*Data excerpts*:
◆ ◆ ◆ ◆

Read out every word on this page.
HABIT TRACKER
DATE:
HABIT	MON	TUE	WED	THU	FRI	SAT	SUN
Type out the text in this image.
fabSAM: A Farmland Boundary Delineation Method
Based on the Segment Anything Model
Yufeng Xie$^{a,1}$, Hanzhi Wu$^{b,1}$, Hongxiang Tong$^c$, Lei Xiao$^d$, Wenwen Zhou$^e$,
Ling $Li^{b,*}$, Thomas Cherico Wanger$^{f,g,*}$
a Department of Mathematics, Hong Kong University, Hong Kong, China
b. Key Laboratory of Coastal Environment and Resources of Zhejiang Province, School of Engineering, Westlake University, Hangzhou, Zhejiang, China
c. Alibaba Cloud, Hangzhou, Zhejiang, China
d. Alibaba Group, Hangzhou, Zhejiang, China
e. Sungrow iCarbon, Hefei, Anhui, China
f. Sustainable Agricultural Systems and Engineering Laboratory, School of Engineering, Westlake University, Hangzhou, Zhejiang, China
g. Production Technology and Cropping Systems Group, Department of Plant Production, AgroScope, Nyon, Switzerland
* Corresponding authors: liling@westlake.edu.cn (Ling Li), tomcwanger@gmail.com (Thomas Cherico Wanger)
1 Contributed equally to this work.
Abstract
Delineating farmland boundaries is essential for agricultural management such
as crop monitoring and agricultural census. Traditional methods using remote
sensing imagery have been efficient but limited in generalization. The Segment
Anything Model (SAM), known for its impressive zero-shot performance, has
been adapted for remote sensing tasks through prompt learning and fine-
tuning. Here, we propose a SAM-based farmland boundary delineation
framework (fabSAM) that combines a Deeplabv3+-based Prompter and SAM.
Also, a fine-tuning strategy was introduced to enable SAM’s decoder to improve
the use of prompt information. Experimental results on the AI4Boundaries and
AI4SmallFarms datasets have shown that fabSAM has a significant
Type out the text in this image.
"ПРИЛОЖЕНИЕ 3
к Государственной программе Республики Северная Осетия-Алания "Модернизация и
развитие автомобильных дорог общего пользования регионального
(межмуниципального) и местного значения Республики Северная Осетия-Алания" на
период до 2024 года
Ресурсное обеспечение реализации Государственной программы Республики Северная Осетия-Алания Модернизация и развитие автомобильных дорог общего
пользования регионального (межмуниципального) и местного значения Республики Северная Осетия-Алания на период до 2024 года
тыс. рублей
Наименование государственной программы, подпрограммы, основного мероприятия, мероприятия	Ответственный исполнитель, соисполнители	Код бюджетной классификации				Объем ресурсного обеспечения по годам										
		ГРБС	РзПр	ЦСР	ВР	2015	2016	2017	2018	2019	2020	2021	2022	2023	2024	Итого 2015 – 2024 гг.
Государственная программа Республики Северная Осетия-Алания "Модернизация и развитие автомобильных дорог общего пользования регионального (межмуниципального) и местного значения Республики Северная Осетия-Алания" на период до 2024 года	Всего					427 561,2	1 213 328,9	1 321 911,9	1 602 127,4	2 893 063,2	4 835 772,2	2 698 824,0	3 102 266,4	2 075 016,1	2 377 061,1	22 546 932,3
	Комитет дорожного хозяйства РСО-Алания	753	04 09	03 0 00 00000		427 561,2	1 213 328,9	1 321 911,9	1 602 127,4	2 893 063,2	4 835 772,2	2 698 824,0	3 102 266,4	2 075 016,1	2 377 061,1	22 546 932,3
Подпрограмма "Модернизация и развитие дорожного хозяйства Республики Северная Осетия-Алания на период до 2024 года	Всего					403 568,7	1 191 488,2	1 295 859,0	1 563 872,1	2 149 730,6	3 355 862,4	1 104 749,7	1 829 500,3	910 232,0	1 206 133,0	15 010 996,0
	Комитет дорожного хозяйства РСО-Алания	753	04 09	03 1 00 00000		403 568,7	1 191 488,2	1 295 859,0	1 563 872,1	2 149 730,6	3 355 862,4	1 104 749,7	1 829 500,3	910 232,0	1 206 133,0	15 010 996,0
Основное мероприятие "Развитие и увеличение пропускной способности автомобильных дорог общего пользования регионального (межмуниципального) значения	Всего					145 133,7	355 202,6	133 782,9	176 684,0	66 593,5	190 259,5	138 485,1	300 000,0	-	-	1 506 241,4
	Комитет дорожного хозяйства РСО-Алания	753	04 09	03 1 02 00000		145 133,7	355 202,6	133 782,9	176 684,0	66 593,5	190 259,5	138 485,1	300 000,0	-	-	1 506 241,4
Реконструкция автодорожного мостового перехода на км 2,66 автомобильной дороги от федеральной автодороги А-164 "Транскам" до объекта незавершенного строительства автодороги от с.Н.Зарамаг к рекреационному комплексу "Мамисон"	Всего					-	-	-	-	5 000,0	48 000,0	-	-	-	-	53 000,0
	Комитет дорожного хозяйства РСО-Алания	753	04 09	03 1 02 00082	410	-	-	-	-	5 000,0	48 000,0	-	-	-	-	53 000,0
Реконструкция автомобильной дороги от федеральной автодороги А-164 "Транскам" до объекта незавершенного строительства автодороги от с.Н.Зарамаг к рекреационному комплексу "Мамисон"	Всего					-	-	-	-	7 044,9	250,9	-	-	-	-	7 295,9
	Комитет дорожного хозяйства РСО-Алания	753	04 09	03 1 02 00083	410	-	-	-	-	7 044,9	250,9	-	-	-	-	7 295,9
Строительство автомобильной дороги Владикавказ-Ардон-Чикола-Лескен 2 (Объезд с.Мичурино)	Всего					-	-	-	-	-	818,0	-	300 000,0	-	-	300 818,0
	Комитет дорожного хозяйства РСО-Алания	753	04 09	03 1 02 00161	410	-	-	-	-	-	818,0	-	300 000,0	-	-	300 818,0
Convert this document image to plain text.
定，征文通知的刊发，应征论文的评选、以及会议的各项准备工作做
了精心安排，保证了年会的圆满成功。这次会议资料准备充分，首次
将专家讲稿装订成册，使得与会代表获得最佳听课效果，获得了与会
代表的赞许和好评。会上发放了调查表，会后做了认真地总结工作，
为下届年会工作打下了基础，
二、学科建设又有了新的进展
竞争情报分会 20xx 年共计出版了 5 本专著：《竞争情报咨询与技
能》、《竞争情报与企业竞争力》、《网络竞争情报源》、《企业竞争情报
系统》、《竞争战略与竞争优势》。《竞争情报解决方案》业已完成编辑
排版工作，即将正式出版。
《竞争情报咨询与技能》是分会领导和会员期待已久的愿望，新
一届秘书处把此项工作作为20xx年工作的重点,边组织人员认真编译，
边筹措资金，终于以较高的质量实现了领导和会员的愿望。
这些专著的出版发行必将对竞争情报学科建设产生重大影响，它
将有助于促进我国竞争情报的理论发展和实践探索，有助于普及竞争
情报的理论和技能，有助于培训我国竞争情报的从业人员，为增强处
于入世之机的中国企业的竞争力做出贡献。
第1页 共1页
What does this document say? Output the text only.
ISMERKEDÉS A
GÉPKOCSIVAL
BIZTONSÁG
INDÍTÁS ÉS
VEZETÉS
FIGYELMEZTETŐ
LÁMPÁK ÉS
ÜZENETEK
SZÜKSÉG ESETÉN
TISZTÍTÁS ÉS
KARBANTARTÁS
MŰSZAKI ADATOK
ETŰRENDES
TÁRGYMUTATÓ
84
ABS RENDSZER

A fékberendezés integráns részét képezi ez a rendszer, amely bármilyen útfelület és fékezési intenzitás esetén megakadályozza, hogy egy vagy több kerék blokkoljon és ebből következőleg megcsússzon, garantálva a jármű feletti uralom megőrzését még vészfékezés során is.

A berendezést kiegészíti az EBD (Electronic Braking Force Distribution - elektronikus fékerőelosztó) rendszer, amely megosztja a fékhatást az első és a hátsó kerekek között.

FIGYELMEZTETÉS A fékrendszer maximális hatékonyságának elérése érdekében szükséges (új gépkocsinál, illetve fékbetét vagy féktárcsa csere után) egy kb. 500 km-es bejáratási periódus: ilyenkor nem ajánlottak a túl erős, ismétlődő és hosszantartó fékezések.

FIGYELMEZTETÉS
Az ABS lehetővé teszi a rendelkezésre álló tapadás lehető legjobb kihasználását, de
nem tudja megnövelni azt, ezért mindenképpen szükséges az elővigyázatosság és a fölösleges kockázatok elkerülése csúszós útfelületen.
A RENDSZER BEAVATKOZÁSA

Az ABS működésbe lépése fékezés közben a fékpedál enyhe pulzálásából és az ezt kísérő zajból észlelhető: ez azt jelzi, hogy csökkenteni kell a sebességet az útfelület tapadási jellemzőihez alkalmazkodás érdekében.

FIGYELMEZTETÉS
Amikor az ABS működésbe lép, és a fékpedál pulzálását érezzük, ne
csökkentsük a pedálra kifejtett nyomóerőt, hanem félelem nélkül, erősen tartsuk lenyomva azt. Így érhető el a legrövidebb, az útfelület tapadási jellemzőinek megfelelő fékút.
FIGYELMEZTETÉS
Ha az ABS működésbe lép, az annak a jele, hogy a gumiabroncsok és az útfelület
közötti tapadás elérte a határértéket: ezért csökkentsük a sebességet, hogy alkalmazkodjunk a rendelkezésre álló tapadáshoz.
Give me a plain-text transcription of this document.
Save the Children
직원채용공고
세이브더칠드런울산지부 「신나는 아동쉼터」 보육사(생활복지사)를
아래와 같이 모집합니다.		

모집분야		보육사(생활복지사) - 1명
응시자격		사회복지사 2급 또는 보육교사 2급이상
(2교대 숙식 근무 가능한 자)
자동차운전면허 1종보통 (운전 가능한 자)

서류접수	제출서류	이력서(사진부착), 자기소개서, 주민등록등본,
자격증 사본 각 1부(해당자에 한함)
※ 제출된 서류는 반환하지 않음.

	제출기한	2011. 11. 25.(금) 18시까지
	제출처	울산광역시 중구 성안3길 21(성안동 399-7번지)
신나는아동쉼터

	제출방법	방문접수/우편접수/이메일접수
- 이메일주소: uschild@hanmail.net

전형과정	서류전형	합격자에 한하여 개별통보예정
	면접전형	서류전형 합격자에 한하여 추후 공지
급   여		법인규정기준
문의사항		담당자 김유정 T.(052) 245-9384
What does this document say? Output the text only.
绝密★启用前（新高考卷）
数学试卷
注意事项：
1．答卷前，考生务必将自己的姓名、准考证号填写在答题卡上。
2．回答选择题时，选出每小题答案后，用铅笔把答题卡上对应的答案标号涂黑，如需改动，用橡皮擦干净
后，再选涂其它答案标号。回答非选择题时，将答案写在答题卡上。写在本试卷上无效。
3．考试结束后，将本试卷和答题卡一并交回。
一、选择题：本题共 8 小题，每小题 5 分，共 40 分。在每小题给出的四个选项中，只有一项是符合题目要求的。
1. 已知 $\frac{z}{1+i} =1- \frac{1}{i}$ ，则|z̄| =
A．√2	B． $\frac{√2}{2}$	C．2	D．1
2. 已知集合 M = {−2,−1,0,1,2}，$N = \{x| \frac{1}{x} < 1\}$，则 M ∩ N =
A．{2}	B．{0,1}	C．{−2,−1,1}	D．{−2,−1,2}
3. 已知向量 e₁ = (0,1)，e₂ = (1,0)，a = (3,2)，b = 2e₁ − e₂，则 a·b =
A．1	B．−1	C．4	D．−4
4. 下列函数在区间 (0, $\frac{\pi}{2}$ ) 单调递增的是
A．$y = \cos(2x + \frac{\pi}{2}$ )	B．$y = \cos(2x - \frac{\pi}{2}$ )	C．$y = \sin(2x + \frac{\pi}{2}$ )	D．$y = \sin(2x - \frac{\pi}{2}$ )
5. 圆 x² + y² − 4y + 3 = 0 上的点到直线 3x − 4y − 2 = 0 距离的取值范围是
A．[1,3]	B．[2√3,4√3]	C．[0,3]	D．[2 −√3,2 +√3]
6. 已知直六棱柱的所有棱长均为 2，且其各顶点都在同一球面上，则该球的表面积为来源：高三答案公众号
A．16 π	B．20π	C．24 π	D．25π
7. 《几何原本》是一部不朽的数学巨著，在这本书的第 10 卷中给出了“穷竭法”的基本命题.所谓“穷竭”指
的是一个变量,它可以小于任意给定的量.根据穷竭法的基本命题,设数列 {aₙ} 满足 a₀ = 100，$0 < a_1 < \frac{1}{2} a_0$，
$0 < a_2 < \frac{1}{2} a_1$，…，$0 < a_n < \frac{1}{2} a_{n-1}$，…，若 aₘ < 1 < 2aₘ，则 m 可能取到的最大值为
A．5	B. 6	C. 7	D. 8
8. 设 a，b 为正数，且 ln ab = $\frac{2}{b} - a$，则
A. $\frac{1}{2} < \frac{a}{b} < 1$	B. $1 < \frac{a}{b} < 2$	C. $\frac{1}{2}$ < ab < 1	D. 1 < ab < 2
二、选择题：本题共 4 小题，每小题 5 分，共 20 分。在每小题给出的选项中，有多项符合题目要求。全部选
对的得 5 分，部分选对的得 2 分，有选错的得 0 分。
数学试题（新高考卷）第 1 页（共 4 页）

◆ ◆ ◆ ◆

*Your goal*: Filter the data, keeping only the lines that contain "have".

*Exercise output*:
sensing imagery have been efficient but limited in generalization. The Segment
AI4SmallFarms datasets have shown that fabSAM has a significant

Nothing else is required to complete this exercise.